_Records for the task_

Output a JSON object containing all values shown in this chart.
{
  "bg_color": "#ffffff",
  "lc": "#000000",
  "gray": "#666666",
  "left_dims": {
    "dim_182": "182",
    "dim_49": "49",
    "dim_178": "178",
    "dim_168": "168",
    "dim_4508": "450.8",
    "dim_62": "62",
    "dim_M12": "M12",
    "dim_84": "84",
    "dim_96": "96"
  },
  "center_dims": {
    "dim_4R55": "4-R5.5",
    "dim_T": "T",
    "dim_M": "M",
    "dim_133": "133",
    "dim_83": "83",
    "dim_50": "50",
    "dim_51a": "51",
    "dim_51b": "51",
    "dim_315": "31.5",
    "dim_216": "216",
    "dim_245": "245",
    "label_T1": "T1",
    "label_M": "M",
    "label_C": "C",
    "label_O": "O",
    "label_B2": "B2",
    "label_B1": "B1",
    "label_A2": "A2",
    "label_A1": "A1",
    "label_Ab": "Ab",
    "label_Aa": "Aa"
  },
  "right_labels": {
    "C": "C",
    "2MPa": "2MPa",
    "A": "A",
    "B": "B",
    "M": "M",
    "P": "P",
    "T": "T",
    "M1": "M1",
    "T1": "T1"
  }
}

_Problem statement_
Exactly reproduce all of the entries.

_Complete output_
Output a JSON object containing all values shown in this chart.
{
  "bg_color": "#ffffff",
  "lc": "#000000",
  "gray": "#666666",
  "left_dims": {
    "dim_182": "182",
    "dim_49": "49",
    "dim_178": "178",
    "dim_168": "168",
    "dim_4508": "450.8",
    "dim_62": "62",
    "dim_M12": "M12",
    "dim_84": "84",
    "dim_96": "96"
  },
  "center_dims": {
    "dim_4R55": "4-R5.5",
    "dim_T": "T",
    "dim_M": "M",
    "dim_133": "133",
    "dim_83": "83",
    "dim_50": "50",
    "dim_51a": "51",
    "dim_51b": "51",
    "dim_315": "31.5",
    "dim_216": "216",
    "dim_245": "245",
    "label_T1": "T1",
    "label_M": "M",
    "label_C": "C",
    "label_O": "O",
    "label_B2": "B2",
    "label_B1": "B1",
    "label_A2": "A2",
    "label_A1": "A1",
    "label_Ab": "Ab",
    "label_Aa": "Aa"
  },
  "right_labels": {
    "C": "C",
    "2MPa": "2MPa",
    "A": "A",
    "B": "B",
    "M": "M",
    "P": "P",
    "T": "T",
    "M1": "M1",
    "T1": "T1"
  }
}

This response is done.